"""

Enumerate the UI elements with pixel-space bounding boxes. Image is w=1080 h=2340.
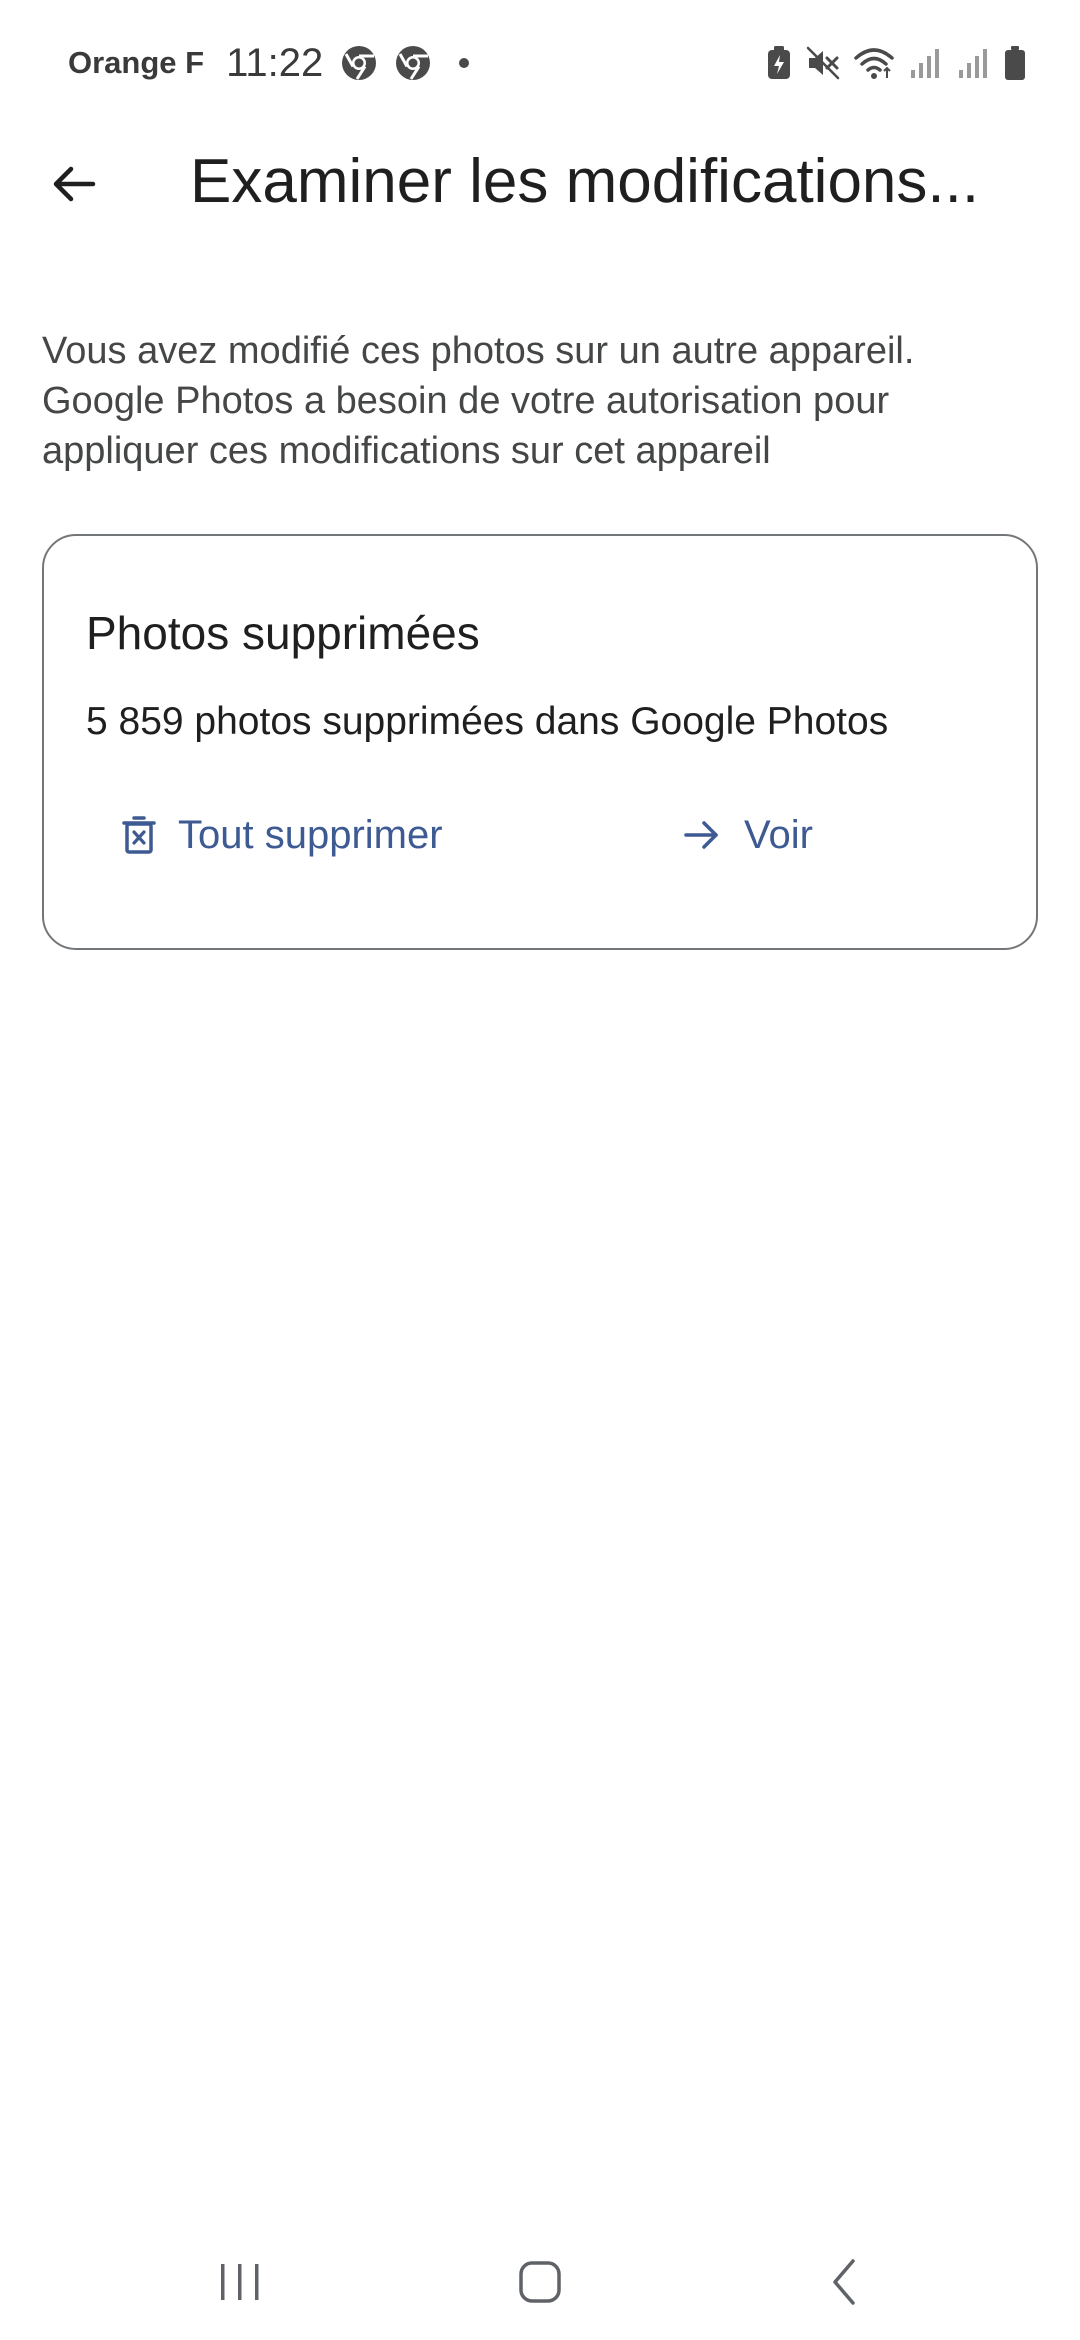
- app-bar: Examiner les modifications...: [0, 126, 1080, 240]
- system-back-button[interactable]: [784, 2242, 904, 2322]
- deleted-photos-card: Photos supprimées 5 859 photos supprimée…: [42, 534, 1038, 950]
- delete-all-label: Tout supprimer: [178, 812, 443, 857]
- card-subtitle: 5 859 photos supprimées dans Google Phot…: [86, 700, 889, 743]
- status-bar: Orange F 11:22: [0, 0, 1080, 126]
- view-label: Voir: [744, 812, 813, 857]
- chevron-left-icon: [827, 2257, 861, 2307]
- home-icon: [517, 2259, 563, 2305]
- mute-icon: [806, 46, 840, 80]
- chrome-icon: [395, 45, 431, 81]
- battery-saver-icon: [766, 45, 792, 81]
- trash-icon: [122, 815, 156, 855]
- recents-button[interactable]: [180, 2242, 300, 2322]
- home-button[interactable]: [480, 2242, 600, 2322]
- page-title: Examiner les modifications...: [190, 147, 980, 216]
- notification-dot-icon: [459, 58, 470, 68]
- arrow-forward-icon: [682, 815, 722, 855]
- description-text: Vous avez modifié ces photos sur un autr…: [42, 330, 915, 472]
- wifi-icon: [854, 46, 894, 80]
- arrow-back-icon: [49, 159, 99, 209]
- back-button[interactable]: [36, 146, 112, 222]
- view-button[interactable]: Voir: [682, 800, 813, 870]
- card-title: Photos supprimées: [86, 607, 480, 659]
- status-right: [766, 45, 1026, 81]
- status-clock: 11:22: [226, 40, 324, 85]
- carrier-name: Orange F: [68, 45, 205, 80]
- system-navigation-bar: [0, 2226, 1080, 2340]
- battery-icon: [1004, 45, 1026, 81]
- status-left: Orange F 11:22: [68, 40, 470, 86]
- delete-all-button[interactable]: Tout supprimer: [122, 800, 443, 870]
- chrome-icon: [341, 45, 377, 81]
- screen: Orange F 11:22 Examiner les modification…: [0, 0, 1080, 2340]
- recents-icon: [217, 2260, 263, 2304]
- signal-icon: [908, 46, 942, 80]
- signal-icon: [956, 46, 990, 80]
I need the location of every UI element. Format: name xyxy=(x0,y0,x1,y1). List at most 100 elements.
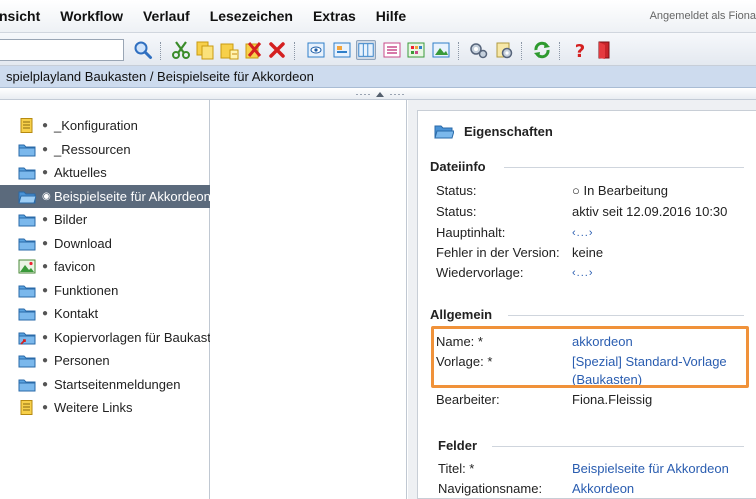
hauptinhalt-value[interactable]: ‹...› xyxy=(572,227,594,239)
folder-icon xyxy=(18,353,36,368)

"""

▶ _Aim of the exercise_: Reproduce verbatim the lines of the material beginning with the line that contains "hauptinhalt-value[interactable]: ‹...› xyxy=(572,227,594,239)" and continuing through the end of the material.

▶ _Final result_:
hauptinhalt-value[interactable]: ‹...› xyxy=(572,227,594,239)
folder-icon xyxy=(18,353,36,368)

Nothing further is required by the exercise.